# [Given instruction]
Copy out all the lines exactly. Omit pictures.

== == ==

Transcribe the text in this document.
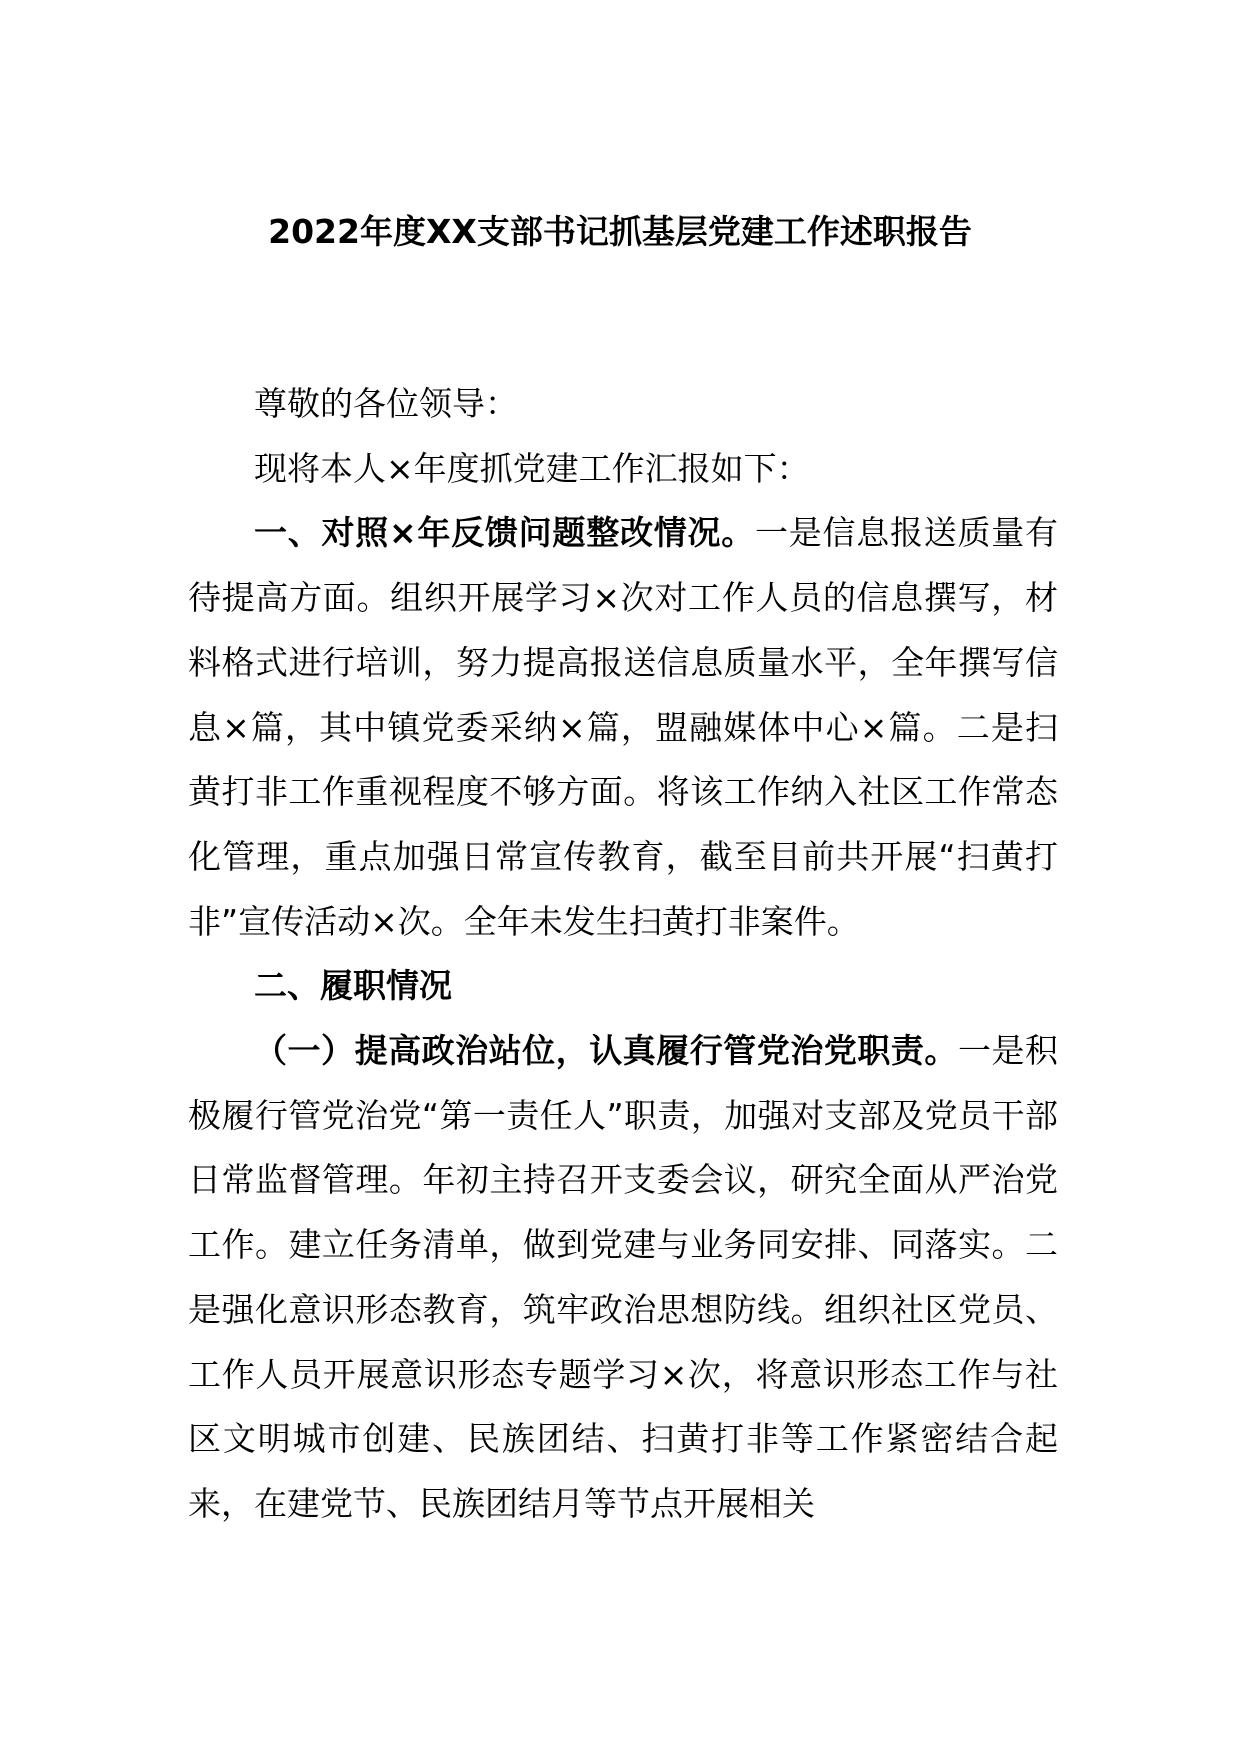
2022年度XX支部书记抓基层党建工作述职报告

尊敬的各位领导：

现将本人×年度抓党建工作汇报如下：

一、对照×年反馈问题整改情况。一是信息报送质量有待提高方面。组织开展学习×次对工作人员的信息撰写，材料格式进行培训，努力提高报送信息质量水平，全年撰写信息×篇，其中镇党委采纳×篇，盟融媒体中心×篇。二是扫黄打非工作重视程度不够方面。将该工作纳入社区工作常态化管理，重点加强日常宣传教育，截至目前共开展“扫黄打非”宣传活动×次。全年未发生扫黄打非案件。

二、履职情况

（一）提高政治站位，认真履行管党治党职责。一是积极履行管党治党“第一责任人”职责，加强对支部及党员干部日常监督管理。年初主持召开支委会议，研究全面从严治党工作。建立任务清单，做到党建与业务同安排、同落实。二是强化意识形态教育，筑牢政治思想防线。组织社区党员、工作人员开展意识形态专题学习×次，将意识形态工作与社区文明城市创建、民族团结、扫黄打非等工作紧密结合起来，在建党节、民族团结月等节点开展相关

== == ==

# [Output]
Transcribe the text in this document.
2022年度XX支部书记抓基层党建工作述职报告

尊敬的各位领导：

现将本人×年度抓党建工作汇报如下：

一、对照×年反馈问题整改情况。一是信息报送质量有待提高方面。组织开展学习×次对工作人员的信息撰写，材料格式进行培训，努力提高报送信息质量水平，全年撰写信息×篇，其中镇党委采纳×篇，盟融媒体中心×篇。二是扫黄打非工作重视程度不够方面。将该工作纳入社区工作常态化管理，重点加强日常宣传教育，截至目前共开展“扫黄打非”宣传活动×次。全年未发生扫黄打非案件。

二、履职情况

（一）提高政治站位，认真履行管党治党职责。一是积极履行管党治党“第一责任人”职责，加强对支部及党员干部日常监督管理。年初主持召开支委会议，研究全面从严治党工作。建立任务清单，做到党建与业务同安排、同落实。二是强化意识形态教育，筑牢政治思想防线。组织社区党员、工作人员开展意识形态专题学习×次，将意识形态工作与社区文明城市创建、民族团结、扫黄打非等工作紧密结合起来，在建党节、民族团结月等节点开展相关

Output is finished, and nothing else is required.